> **Document section**
^^^^^^^^^^^^^^^^
Not too long ago, a blogger was criticizing contemporary evangelicalism’s obsession with the term “biblical.” This blogger suggested, if I remember correctly, that seminaries should come up with a degree in “Biblical Biblicalness.” There is, of course, something to be lauded in this emphasis. But I would suggest the opposite is actually taking place. Terms like “biblical” often lose their meaning rather quickly. Instead, they become storehouses for other kinds of things. When I hear people use the word “biblical” today, more often than not, it is a placeholder for, “what I find comfortable in light of my background.”

It is usually easy to point out, in light of the fact that these people’s claim to “be biblical in all things” is, itself, extra-biblical. The call to be biblical itself is based on theologizing. That is not to say that the inclination is somehow unbiblical but that the content of what it means to be biblical is based on a theological development (the Bible never states, for instance, sola scriptura – Scripture alone). I say this because I find that the term biblical is usually used in an unbiblical manner. It is an elitist tendency to write off other people who stand under God’s word and to, instead, apply God’s sovereignty to themselves. Rather than standing under the judgment of Christ, they stand at his side, pointing out people they think deserve his wrath. They often mimic, in other terms, the Pharisees.
^^^^^^^^^^^^^^^^
Records contained in a dataset
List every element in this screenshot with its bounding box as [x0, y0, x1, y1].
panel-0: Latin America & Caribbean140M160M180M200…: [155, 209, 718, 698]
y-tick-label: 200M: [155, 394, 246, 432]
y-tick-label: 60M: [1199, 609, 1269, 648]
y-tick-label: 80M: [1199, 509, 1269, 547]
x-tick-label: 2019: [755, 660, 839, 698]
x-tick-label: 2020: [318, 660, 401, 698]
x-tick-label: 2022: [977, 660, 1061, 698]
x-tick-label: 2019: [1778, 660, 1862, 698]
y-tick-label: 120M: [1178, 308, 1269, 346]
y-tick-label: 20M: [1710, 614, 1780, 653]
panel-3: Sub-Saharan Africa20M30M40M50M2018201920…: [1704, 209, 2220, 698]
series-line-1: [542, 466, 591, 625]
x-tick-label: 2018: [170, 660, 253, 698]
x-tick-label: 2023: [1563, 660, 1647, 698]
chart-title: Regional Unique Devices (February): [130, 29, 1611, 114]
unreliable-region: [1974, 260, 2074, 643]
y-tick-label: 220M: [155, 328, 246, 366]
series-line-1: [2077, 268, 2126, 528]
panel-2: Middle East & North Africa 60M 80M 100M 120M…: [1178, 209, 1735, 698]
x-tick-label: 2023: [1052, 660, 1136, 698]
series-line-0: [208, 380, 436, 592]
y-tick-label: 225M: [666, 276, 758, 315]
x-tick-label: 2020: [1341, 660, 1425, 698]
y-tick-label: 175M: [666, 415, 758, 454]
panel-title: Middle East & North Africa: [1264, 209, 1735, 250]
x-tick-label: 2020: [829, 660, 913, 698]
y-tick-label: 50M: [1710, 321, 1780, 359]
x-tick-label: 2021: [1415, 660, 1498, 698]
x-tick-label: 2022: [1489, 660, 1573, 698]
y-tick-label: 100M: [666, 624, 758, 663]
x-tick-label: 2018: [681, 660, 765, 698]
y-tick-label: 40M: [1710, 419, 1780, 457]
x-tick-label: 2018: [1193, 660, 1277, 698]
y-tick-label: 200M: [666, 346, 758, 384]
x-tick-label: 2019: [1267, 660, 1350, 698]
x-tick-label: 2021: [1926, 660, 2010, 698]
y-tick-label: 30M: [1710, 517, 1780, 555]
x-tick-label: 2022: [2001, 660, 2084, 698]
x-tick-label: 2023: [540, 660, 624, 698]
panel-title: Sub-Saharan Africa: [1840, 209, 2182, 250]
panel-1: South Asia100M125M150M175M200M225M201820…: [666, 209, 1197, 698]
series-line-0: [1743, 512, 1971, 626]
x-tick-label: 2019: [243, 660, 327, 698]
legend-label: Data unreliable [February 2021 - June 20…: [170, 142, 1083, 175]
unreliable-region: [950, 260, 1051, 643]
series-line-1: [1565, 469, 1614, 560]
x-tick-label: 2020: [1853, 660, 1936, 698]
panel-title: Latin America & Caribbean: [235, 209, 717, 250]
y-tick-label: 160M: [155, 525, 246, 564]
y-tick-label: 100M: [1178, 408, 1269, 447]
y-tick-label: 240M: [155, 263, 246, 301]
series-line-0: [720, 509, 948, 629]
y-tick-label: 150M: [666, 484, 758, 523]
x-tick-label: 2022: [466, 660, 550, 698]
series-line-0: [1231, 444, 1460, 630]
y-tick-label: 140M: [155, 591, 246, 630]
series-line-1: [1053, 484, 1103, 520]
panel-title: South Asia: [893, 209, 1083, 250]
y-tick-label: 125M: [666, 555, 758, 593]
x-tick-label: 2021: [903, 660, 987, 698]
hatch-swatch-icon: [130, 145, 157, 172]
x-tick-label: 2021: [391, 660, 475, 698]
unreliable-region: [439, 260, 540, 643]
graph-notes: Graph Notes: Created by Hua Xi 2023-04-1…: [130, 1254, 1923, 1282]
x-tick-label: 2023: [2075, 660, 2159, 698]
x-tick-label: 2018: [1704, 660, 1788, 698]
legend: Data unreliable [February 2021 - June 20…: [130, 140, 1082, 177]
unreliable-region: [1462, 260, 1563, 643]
^^^^^^^^^^^^^^^^
> **What you need to do**
a) Decide whether each statement agrees with the passage on the term "biblical," answering yes or no and quoting the deciding words: (i) the blogger proposed that seminaries offer a degree in "Biblical Biblicalness"; (ii) the Bible states sola scriptura; (iii) the people described are likened to the Pharisees.
b) Reproduce the stretch of the passage on the term "biblical" from "It is usually" through "terms, the Pharisees.", swapping "Pharisees" for "Sadducees".

> **The answers**
a)
(i) Yes: "seminaries should come up with a degree in “Biblical Biblicalness.”"
(ii) No: "the Bible never states, for instance, sola scriptura – Scripture alone"
(iii) Yes: "They often mimic, in other terms, the Pharisees."

b)
It is usually easy to point out, in light of the fact that these people’s claim to “be biblical in all things” is, itself, extra-biblical. The call to be biblical itself is based on theologizing. That is not to say that the inclination is somehow unbiblical but that the content of what it means to be biblical is based on a theological development (the Bible never states, for instance, sola scriptura – Scripture alone). I say this because I find that the term biblical is usually used in an unbiblical manner. It is an elitist tendency to write off other people who stand under God’s word and to, instead, apply God’s sovereignty to themselves. Rather than standing under the judgment of Christ, they stand at his side, pointing out people they think deserve his wrath. They often mimic, in other terms, the Sadducees.